Work required:
Below are some entries. Output each one exactly as it appears.

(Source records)
--- start ---

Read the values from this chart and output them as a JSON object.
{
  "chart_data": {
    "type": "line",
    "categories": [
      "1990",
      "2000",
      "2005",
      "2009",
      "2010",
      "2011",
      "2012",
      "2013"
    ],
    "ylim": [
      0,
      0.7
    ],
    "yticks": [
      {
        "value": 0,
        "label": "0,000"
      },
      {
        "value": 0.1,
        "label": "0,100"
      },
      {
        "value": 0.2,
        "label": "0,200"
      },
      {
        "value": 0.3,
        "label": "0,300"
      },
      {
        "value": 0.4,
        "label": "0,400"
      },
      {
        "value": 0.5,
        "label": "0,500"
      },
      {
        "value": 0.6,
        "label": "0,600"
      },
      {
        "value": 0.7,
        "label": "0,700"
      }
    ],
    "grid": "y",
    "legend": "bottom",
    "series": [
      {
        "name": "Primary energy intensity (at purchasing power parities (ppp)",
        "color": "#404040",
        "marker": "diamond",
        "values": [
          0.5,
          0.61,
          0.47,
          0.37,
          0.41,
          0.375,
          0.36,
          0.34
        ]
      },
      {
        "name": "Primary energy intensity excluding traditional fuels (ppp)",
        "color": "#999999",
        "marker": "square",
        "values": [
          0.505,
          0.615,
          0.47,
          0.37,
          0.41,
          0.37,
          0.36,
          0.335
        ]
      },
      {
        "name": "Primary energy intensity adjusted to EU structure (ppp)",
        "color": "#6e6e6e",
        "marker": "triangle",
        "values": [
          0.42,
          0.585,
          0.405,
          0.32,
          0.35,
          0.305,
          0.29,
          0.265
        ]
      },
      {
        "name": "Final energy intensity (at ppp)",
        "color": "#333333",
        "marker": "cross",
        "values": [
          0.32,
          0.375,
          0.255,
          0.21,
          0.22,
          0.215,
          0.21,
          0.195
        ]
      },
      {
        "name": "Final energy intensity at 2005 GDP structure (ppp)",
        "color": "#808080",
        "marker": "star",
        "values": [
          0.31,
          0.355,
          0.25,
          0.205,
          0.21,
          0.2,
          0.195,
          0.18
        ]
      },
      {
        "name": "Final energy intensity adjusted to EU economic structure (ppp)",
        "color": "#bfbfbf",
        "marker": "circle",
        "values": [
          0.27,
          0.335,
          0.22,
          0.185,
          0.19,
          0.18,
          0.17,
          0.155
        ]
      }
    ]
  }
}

--- end ---

Finished answer:
Read the values from this chart and output them as a JSON object.
{
  "chart_data": {
    "type": "line",
    "categories": [
      "1990",
      "2000",
      "2005",
      "2009",
      "2010",
      "2011",
      "2012",
      "2013"
    ],
    "ylim": [
      0,
      0.7
    ],
    "yticks": [
      {
        "value": 0,
        "label": "0,000"
      },
      {
        "value": 0.1,
        "label": "0,100"
      },
      {
        "value": 0.2,
        "label": "0,200"
      },
      {
        "value": 0.3,
        "label": "0,300"
      },
      {
        "value": 0.4,
        "label": "0,400"
      },
      {
        "value": 0.5,
        "label": "0,500"
      },
      {
        "value": 0.6,
        "label": "0,600"
      },
      {
        "value": 0.7,
        "label": "0,700"
      }
    ],
    "grid": "y",
    "legend": "bottom",
    "series": [
      {
        "name": "Primary energy intensity (at purchasing power parities (ppp)",
        "color": "#404040",
        "marker": "diamond",
        "values": [
          0.5,
          0.61,
          0.47,
          0.37,
          0.41,
          0.375,
          0.36,
          0.34
        ]
      },
      {
        "name": "Primary energy intensity excluding traditional fuels (ppp)",
        "color": "#999999",
        "marker": "square",
        "values": [
          0.505,
          0.615,
          0.47,
          0.37,
          0.41,
          0.37,
          0.36,
          0.335
        ]
      },
      {
        "name": "Primary energy intensity adjusted to EU structure (ppp)",
        "color": "#6e6e6e",
        "marker": "triangle",
        "values": [
          0.42,
          0.585,
          0.405,
          0.32,
          0.35,
          0.305,
          0.29,
          0.265
        ]
      },
      {
        "name": "Final energy intensity (at ppp)",
        "color": "#333333",
        "marker": "cross",
        "values": [
          0.32,
          0.375,
          0.255,
          0.21,
          0.22,
          0.215,
          0.21,
          0.195
        ]
      },
      {
        "name": "Final energy intensity at 2005 GDP structure (ppp)",
        "color": "#808080",
        "marker": "star",
        "values": [
          0.31,
          0.355,
          0.25,
          0.205,
          0.21,
          0.2,
          0.195,
          0.18
        ]
      },
      {
        "name": "Final energy intensity adjusted to EU economic structure (ppp)",
        "color": "#bfbfbf",
        "marker": "circle",
        "values": [
          0.27,
          0.335,
          0.22,
          0.185,
          0.19,
          0.18,
          0.17,
          0.155
        ]
      }
    ]
  }
}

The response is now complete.